## SET EXERCISE
Below are records. Copy every line with "基因不能正常表达" in it.

## DATA
_ _ _ _ _

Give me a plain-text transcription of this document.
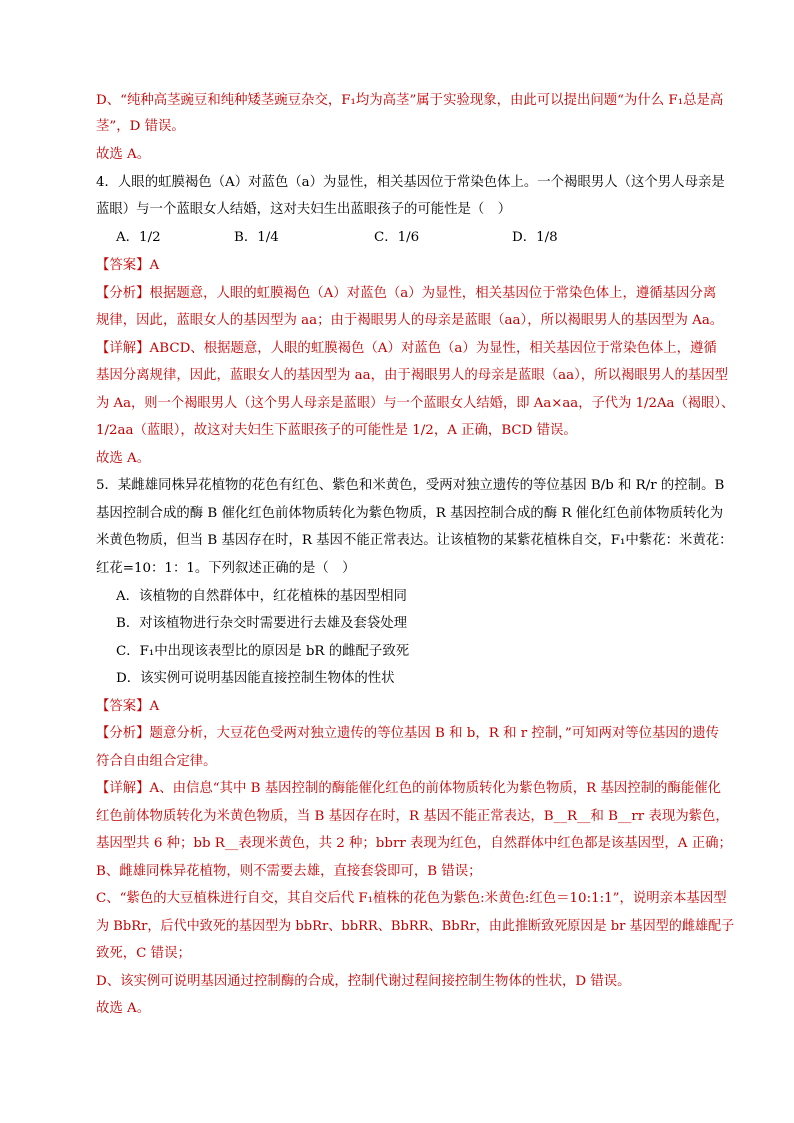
D、“纯种高茎豌豆和纯种矮茎豌豆杂交，F₁均为高茎”属于实验现象，由此可以提出问题“为什么 F₁总是高
茎”，D 错误。
故选 A。
4．人眼的虹膜褐色（A）对蓝色（a）为显性，相关基因位于常染色体上。一个褐眼男人（这个男人母亲是
蓝眼）与一个蓝眼女人结婚，这对夫妇生出蓝眼孩子的可能性是（　）
A．1/2	B．1/4	C．1/6	D．1/8
【答案】A
【分析】根据题意，人眼的虹膜褐色（A）对蓝色（a）为显性，相关基因位于常染色体上，遵循基因分离
规律，因此，蓝眼女人的基因型为 aa；由于褐眼男人的母亲是蓝眼（aa），所以褐眼男人的基因型为 Aa。
【详解】ABCD、根据题意，人眼的虹膜褐色（A）对蓝色（a）为显性，相关基因位于常染色体上，遵循
基因分离规律，因此，蓝眼女人的基因型为 aa，由于褐眼男人的母亲是蓝眼（aa），所以褐眼男人的基因型
为 Aa，则一个褐眼男人（这个男人母亲是蓝眼）与一个蓝眼女人结婚，即 Aa×aa，子代为 1/2Aa（褐眼）、
1/2aa（蓝眼），故这对夫妇生下蓝眼孩子的可能性是 1/2，A 正确，BCD 错误。
故选 A。
5．某雌雄同株异花植物的花色有红色、紫色和米黄色，受两对独立遗传的等位基因 B/b 和 R/r 的控制。B
基因控制合成的酶 B 催化红色前体物质转化为紫色物质，R 基因控制合成的酶 R 催化红色前体物质转化为
米黄色物质，但当 B 基因存在时，R 基因不能正常表达。让该植物的某紫花植株自交，F₁中紫花：米黄花：
红花=10：1：1。下列叙述正确的是（　）
A．该植物的自然群体中，红花植株的基因型相同
B．对该植物进行杂交时需要进行去雄及套袋处理
C．F₁中出现该表型比的原因是 bR 的雌配子致死
D．该实例可说明基因能直接控制生物体的性状
【答案】A
【分析】题意分析，大豆花色受两对独立遗传的等位基因 B 和 b，R 和 r 控制，”可知两对等位基因的遗传
符合自由组合定律。
【详解】A、由信息“其中 B 基因控制的酶能催化红色的前体物质转化为紫色物质，R 基因控制的酶能催化
红色前体物质转化为米黄色物质，当 B 基因存在时，R 基因不能正常表达，B__R__和 B__rr 表现为紫色，
基因型共 6 种；bb R__表现米黄色，共 2 种；bbrr 表现为红色，自然群体中红色都是该基因型，A 正确；
B、雌雄同株异花植物，则不需要去雄，直接套袋即可，B 错误；
C、“紫色的大豆植株进行自交，其自交后代 F₁植株的花色为紫色:米黄色:红色＝10:1:1”，说明亲本基因型
为 BbRr，后代中致死的基因型为 bbRr、bbRR、BbRR、BbRr，由此推断致死原因是 br 基因型的雌雄配子
致死，C 错误；
D、该实例可说明基因通过控制酶的合成，控制代谢过程间接控制生物体的性状，D 错误。
故选 A。
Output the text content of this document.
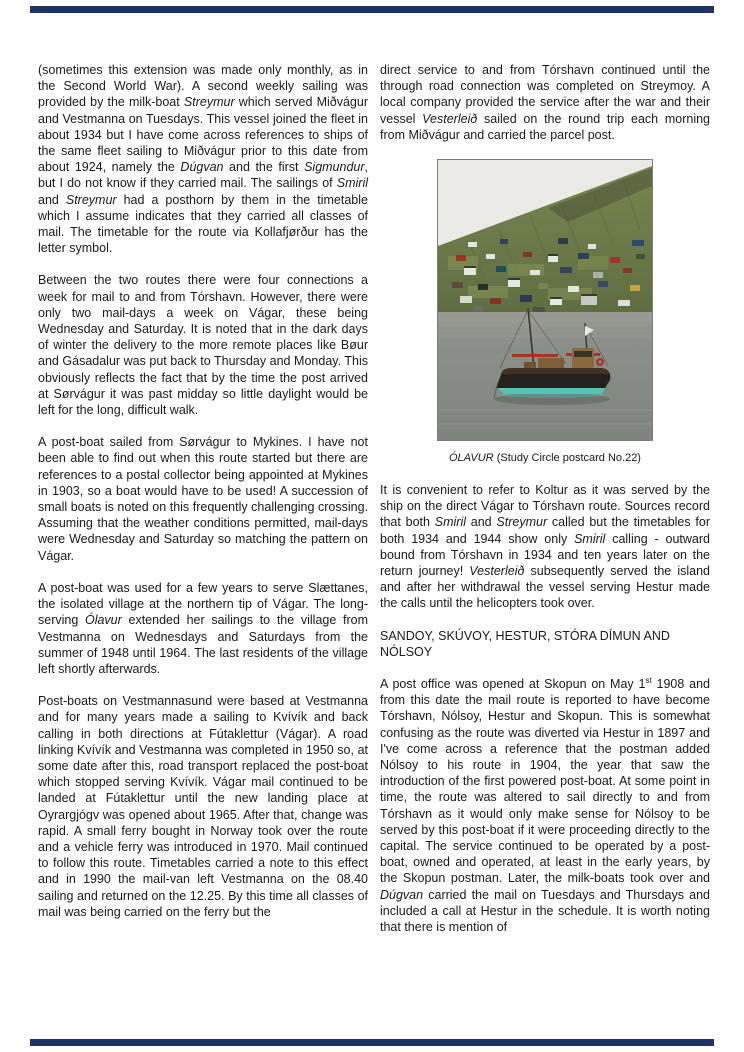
(sometimes this extension was made only monthly, as in the Second World War). A second weekly sailing was provided by the milk-boat Streymur which served Miðvágur and Vestmanna on Tuesdays. This vessel joined the fleet in about 1934 but I have come across references to ships of the same fleet sailing to Miðvágur prior to this date from about 1924, namely the Dúgvan and the first Sigmundur, but I do not know if they carried mail. The sailings of Smiril and Streymur had a posthorn by them in the timetable which I assume indicates that they carried all classes of mail. The timetable for the route via Kollafjørður has the letter symbol.

Between the two routes there were four connections a week for mail to and from Tórshavn. However, there were only two mail-days a week on Vágar, these being Wednesday and Saturday. It is noted that in the dark days of winter the delivery to the more remote places like Bøur and Gásadalur was put back to Thursday and Monday. This obviously reflects the fact that by the time the post arrived at Sørvágur it was past midday so little daylight would be left for the long, difficult walk.

A post-boat sailed from Sørvágur to Mykines. I have not been able to find out when this route started but there are references to a postal collector being appointed at Mykines in 1903, so a boat would have to be used! A succession of small boats is noted on this frequently challenging crossing. Assuming that the weather conditions permitted, mail-days were Wednesday and Saturday so matching the pattern on Vágar.

A post-boat was used for a few years to serve Slættanes, the isolated village at the northern tip of Vágar. The long-serving Ólavur extended her sailings to the village from Vestmanna on Wednesdays and Saturdays from the summer of 1948 until 1964. The last residents of the village left shortly afterwards.

Post-boats on Vestmannasund were based at Vestmanna and for many years made a sailing to Kvívík and back calling in both directions at Fútaklettur (Vágar). A road linking Kvívík and Vestmanna was completed in 1950 so, at some date after this, road transport replaced the post-boat which stopped serving Kvívík. Vágar mail continued to be landed at Fútaklettur until the new landing place at Oyrargjógv was opened about 1965. After that, change was rapid. A small ferry bought in Norway took over the route and a vehicle ferry was introduced in 1970. Mail continued to follow this route. Timetables carried a note to this effect and in 1990 the mail-van left Vestmanna on the 08.40 sailing and returned on the 12.25. By this time all classes of mail was being carried on the ferry but the

direct service to and from Tórshavn continued until the through road connection was completed on Streymoy. A local company provided the service after the war and their vessel Vesterleið sailed on the round trip each morning from Miðvágur and carried the parcel post.

ÓLAVUR (Study Circle postcard No.22)

It is convenient to refer to Koltur as it was served by the ship on the direct Vágar to Tórshavn route. Sources record that both Smiril and Streymur called but the timetables for both 1934 and 1944 show only Smiril calling - outward bound from Tórshavn in 1934 and ten years later on the return journey! Vesterleið subsequently served the island and after her withdrawal the vessel serving Hestur made the calls until the helicopters took over.

SANDOY, SKÚVOY, HESTUR, STÓRA DÍMUN AND NÓLSOY

A post office was opened at Skopun on May 1st 1908 and from this date the mail route is reported to have become Tórshavn, Nólsoy, Hestur and Skopun. This is somewhat confusing as the route was diverted via Hestur in 1897 and I've come across a reference that the postman added Nólsoy to his route in 1904, the year that saw the introduction of the first powered post-boat. At some point in time, the route was altered to sail directly to and from Tórshavn as it would only make sense for Nólsoy to be served by this post-boat if it were proceeding directly to the capital. The service continued to be operated by a post-boat, owned and operated, at least in the early years, by the Skopun postman. Later, the milk-boats took over and Dúgvan carried the mail on Tuesdays and Thursdays and included a call at Hestur in the schedule. It is worth noting that there is mention of
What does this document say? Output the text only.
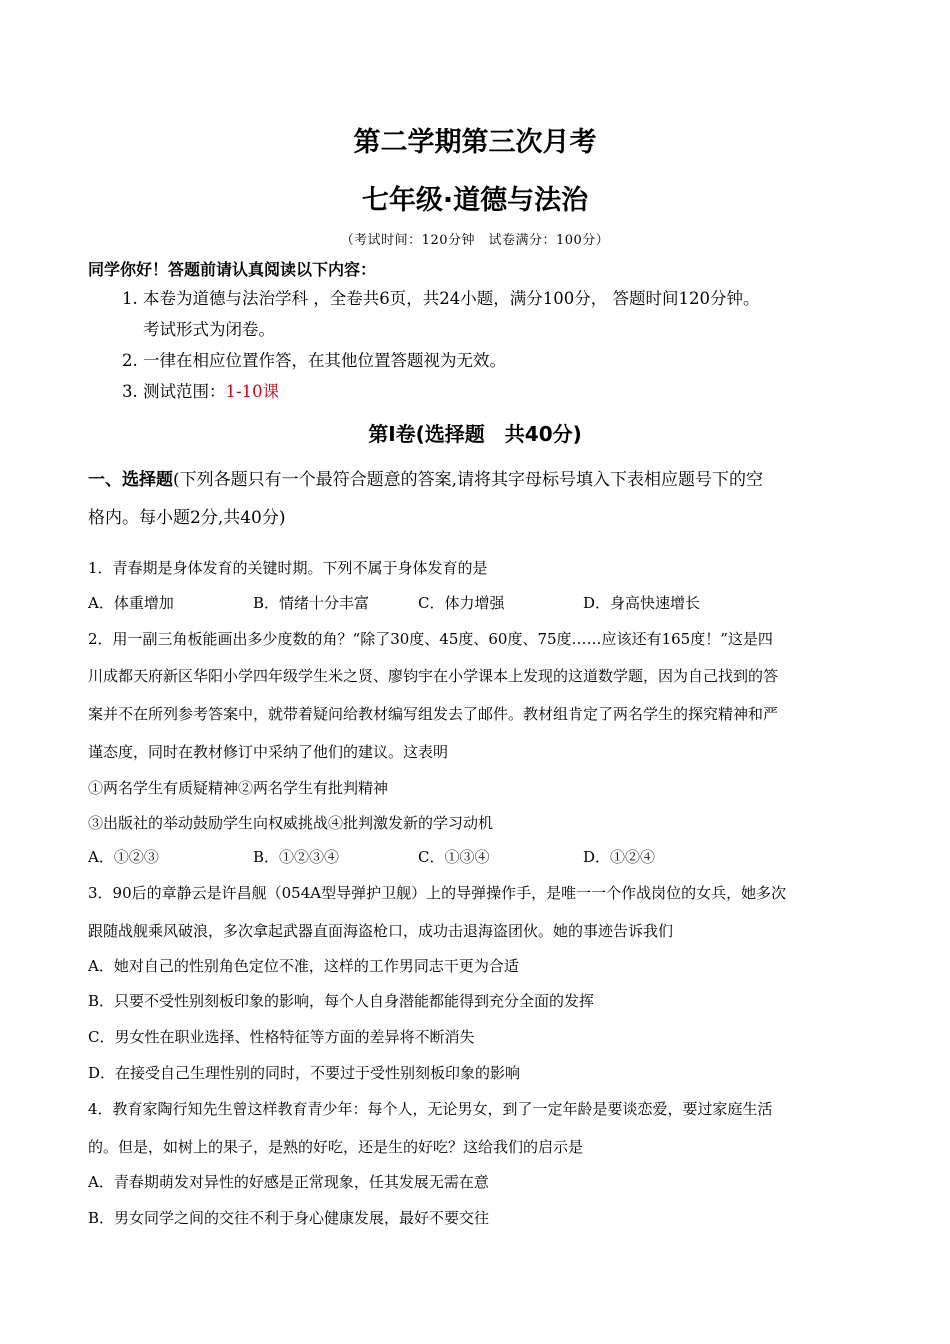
第二学期第三次月考
七年级·道德与法治
（考试时间：120分钟　试卷满分：100分）
同学你好！答题前请认真阅读以下内容：
1. 本卷为道德与法治学科 ，全卷共6页，共24小题，满分100分， 答题时间120分钟。
考试形式为闭卷。
2. 一律在相应位置作答，在其他位置答题视为无效。
3. 测试范围：1-10课
第Ⅰ卷(选择题　共40分)
一、选择题(下列各题只有一个最符合题意的答案,请将其字母标号填入下表相应题号下的空
格内。每小题2分,共40分)
1．青春期是身体发育的关键时期。下列不属于身体发育的是
A．体重增加	B．情绪十分丰富	C．体力增强	D．身高快速增长
2．用一副三角板能画出多少度数的角？“除了30度、45度、60度、75度……应该还有165度！”这是四
川成都天府新区华阳小学四年级学生米之贤、廖钧宇在小学课本上发现的这道数学题，因为自己找到的答
案并不在所列参考答案中，就带着疑问给教材编写组发去了邮件。教材组肯定了两名学生的探究精神和严
谨态度，同时在教材修订中采纳了他们的建议。这表明
①两名学生有质疑精神②两名学生有批判精神
③出版社的举动鼓励学生向权威挑战④批判激发新的学习动机
A．①②③	B．①②③④	C．①③④	D．①②④
3．90后的章静云是许昌舰（054A型导弹护卫舰）上的导弹操作手，是唯一一个作战岗位的女兵，她多次
跟随战舰乘风破浪，多次拿起武器直面海盗枪口，成功击退海盗团伙。她的事迹告诉我们
A．她对自己的性别角色定位不准，这样的工作男同志干更为合适
B．只要不受性别刻板印象的影响，每个人自身潜能都能得到充分全面的发挥
C．男女性在职业选择、性格特征等方面的差异将不断消失
D．在接受自己生理性别的同时，不要过于受性别刻板印象的影响
4．教育家陶行知先生曾这样教育青少年：每个人，无论男女，到了一定年龄是要谈恋爱，要过家庭生活
的。但是，如树上的果子，是熟的好吃，还是生的好吃？这给我们的启示是
A．青春期萌发对异性的好感是正常现象，任其发展无需在意
B．男女同学之间的交往不利于身心健康发展，最好不要交往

_ _ _ _ _

## EXERCISE RESULT
米黄色物质，但当 B 基因存在时，R 基因不能正常表达。让该植物的某紫花植株自交，F₁中紫花：米黄花：
红色前体物质转化为米黄色物质，当 B 基因存在时，R 基因不能正常表达，B__R__和 B__rr 表现为紫色，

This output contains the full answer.